#### GIVEN TASK
Leaving out all images, write out the records that follow exactly.

---------------

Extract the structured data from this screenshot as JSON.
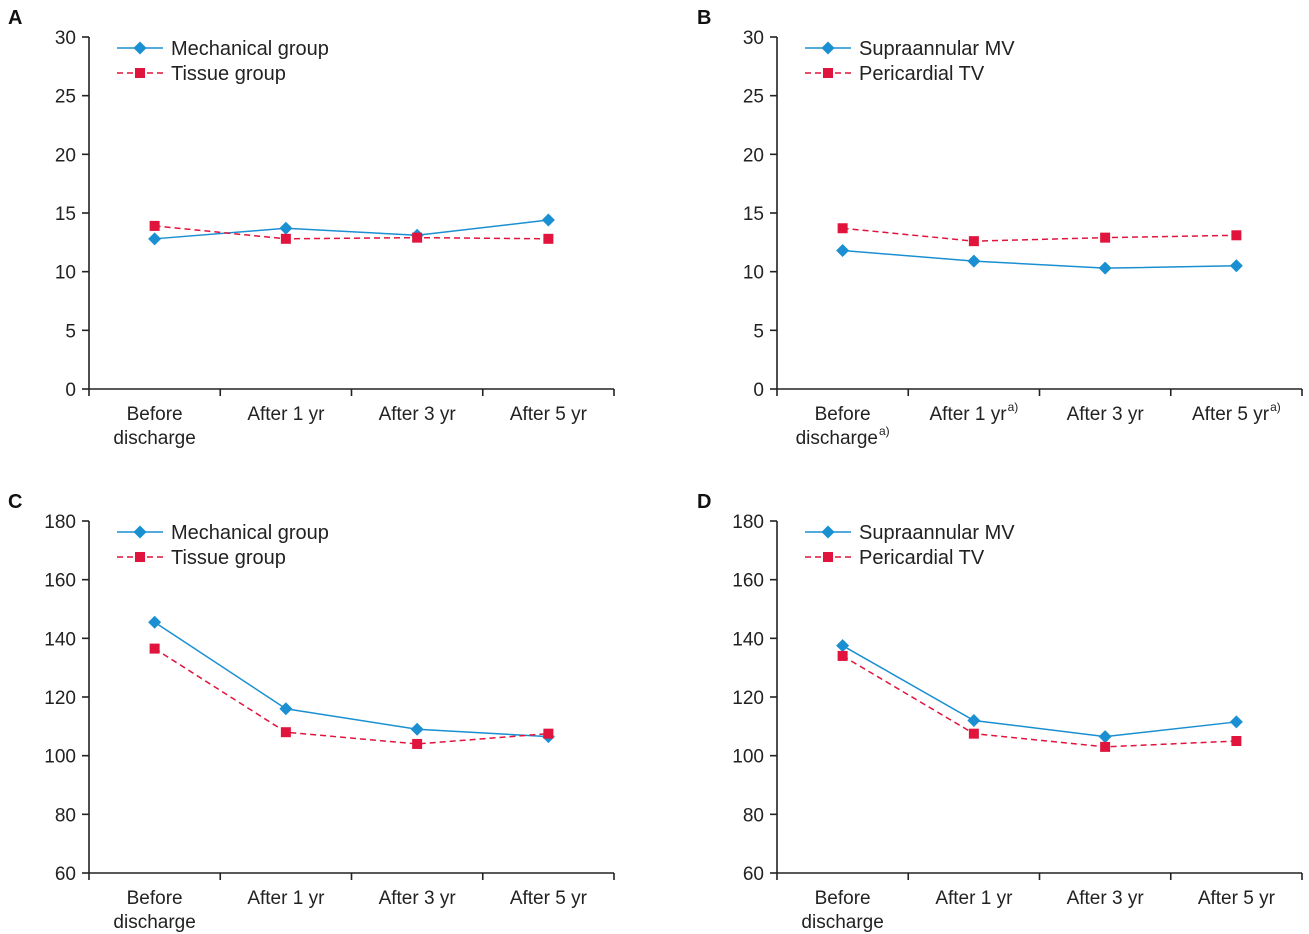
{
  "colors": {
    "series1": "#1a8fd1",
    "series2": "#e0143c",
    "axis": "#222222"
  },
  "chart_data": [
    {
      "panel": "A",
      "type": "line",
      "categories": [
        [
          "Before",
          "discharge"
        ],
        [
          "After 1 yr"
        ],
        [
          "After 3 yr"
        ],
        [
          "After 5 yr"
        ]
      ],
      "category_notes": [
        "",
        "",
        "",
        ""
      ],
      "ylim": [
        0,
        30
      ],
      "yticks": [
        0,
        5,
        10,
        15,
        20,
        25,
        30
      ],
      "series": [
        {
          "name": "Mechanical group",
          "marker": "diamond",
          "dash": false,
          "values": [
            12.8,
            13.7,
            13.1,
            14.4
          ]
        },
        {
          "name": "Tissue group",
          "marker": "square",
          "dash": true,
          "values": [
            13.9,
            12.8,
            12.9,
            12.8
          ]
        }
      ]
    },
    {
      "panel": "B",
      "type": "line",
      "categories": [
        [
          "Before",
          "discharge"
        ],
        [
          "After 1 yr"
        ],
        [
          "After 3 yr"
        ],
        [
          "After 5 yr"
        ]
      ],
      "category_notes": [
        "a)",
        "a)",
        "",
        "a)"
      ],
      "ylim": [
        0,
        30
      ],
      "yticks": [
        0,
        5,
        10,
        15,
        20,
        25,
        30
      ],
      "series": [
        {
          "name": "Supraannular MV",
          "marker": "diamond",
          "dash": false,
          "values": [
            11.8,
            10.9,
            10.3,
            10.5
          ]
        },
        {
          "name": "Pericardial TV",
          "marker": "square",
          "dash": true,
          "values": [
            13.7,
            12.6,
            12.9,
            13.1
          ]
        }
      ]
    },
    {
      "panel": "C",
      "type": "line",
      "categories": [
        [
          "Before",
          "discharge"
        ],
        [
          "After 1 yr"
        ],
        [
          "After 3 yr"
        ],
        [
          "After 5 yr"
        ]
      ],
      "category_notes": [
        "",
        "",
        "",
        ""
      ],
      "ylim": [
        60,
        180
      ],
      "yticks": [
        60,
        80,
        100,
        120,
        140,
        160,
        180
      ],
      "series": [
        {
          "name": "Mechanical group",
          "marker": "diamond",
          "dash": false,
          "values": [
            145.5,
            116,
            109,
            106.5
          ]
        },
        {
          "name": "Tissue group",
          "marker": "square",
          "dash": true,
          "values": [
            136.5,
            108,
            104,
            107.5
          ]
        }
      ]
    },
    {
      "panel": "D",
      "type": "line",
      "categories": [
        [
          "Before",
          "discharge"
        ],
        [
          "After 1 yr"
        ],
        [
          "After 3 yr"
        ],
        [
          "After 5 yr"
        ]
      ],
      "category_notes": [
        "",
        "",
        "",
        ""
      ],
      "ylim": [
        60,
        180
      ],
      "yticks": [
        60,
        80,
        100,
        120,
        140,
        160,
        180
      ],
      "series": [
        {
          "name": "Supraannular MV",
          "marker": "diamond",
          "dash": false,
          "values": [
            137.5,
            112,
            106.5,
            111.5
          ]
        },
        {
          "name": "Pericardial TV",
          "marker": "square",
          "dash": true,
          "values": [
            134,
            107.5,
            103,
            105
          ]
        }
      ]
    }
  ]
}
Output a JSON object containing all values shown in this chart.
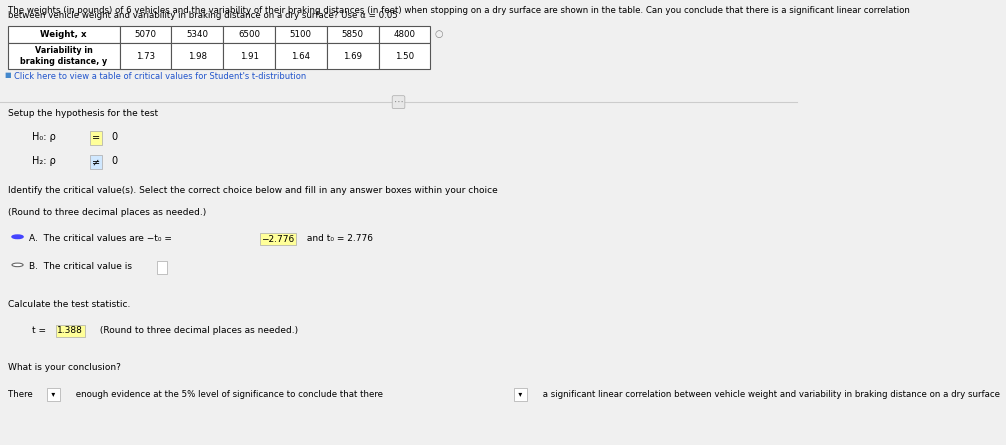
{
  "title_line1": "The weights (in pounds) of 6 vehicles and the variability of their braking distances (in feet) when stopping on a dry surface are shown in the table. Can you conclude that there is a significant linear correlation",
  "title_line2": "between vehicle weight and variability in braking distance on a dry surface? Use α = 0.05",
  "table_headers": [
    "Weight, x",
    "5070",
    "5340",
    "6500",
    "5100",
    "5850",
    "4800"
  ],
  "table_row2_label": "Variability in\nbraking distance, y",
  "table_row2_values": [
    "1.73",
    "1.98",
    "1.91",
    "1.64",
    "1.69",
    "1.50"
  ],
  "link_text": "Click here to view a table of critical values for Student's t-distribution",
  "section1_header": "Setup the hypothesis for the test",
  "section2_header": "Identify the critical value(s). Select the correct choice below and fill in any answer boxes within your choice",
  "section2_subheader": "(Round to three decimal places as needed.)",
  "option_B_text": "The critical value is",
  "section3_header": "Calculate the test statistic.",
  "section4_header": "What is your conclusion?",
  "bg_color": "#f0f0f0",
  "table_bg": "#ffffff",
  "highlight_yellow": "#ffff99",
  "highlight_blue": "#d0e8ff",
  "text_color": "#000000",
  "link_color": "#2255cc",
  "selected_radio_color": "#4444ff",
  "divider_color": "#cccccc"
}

---------------

#### WORKED ANSWER
Extract the structured data from this screenshot as JSON.
{
  "colors": {
    "series1": "#1a8fd1",
    "series2": "#e0143c",
    "axis": "#222222"
  },
  "chart_data": [
    {
      "panel": "A",
      "type": "line",
      "categories": [
        [
          "Before",
          "discharge"
        ],
        [
          "After 1 yr"
        ],
        [
          "After 3 yr"
        ],
        [
          "After 5 yr"
        ]
      ],
      "category_notes": [
        "",
        "",
        "",
        ""
      ],
      "ylim": [
        0,
        30
      ],
      "yticks": [
        0,
        5,
        10,
        15,
        20,
        25,
        30
      ],
      "series": [
        {
          "name": "Mechanical group",
          "marker": "diamond",
          "dash": false,
          "values": [
            12.8,
            13.7,
            13.1,
            14.4
          ]
        },
        {
          "name": "Tissue group",
          "marker": "square",
          "dash": true,
          "values": [
            13.9,
            12.8,
            12.9,
            12.8
          ]
        }
      ]
    },
    {
      "panel": "B",
      "type": "line",
      "categories": [
        [
          "Before",
          "discharge"
        ],
        [
          "After 1 yr"
        ],
        [
          "After 3 yr"
        ],
        [
          "After 5 yr"
        ]
      ],
      "category_notes": [
        "a)",
        "a)",
        "",
        "a)"
      ],
      "ylim": [
        0,
        30
      ],
      "yticks": [
        0,
        5,
        10,
        15,
        20,
        25,
        30
      ],
      "series": [
        {
          "name": "Supraannular MV",
          "marker": "diamond",
          "dash": false,
          "values": [
            11.8,
            10.9,
            10.3,
            10.5
          ]
        },
        {
          "name": "Pericardial TV",
          "marker": "square",
          "dash": true,
          "values": [
            13.7,
            12.6,
            12.9,
            13.1
          ]
        }
      ]
    },
    {
      "panel": "C",
      "type": "line",
      "categories": [
        [
          "Before",
          "discharge"
        ],
        [
          "After 1 yr"
        ],
        [
          "After 3 yr"
        ],
        [
          "After 5 yr"
        ]
      ],
      "category_notes": [
        "",
        "",
        "",
        ""
      ],
      "ylim": [
        60,
        180
      ],
      "yticks": [
        60,
        80,
        100,
        120,
        140,
        160,
        180
      ],
      "series": [
        {
          "name": "Mechanical group",
          "marker": "diamond",
          "dash": false,
          "values": [
            145.5,
            116,
            109,
            106.5
          ]
        },
        {
          "name": "Tissue group",
          "marker": "square",
          "dash": true,
          "values": [
            136.5,
            108,
            104,
            107.5
          ]
        }
      ]
    },
    {
      "panel": "D",
      "type": "line",
      "categories": [
        [
          "Before",
          "discharge"
        ],
        [
          "After 1 yr"
        ],
        [
          "After 3 yr"
        ],
        [
          "After 5 yr"
        ]
      ],
      "category_notes": [
        "",
        "",
        "",
        ""
      ],
      "ylim": [
        60,
        180
      ],
      "yticks": [
        60,
        80,
        100,
        120,
        140,
        160,
        180
      ],
      "series": [
        {
          "name": "Supraannular MV",
          "marker": "diamond",
          "dash": false,
          "values": [
            137.5,
            112,
            106.5,
            111.5
          ]
        },
        {
          "name": "Pericardial TV",
          "marker": "square",
          "dash": true,
          "values": [
            134,
            107.5,
            103,
            105
          ]
        }
      ]
    }
  ]
}
Output a JSON object containing all values shown in this chart.
{
  "title_line1": "The weights (in pounds) of 6 vehicles and the variability of their braking distances (in feet) when stopping on a dry surface are shown in the table. Can you conclude that there is a significant linear correlation",
  "title_line2": "between vehicle weight and variability in braking distance on a dry surface? Use α = 0.05",
  "table_headers": [
    "Weight, x",
    "5070",
    "5340",
    "6500",
    "5100",
    "5850",
    "4800"
  ],
  "table_row2_label": "Variability in\nbraking distance, y",
  "table_row2_values": [
    "1.73",
    "1.98",
    "1.91",
    "1.64",
    "1.69",
    "1.50"
  ],
  "link_text": "Click here to view a table of critical values for Student's t-distribution",
  "section1_header": "Setup the hypothesis for the test",
  "section2_header": "Identify the critical value(s). Select the correct choice below and fill in any answer boxes within your choice",
  "section2_subheader": "(Round to three decimal places as needed.)",
  "option_B_text": "The critical value is",
  "section3_header": "Calculate the test statistic.",
  "section4_header": "What is your conclusion?",
  "bg_color": "#f0f0f0",
  "table_bg": "#ffffff",
  "highlight_yellow": "#ffff99",
  "highlight_blue": "#d0e8ff",
  "text_color": "#000000",
  "link_color": "#2255cc",
  "selected_radio_color": "#4444ff",
  "divider_color": "#cccccc"
}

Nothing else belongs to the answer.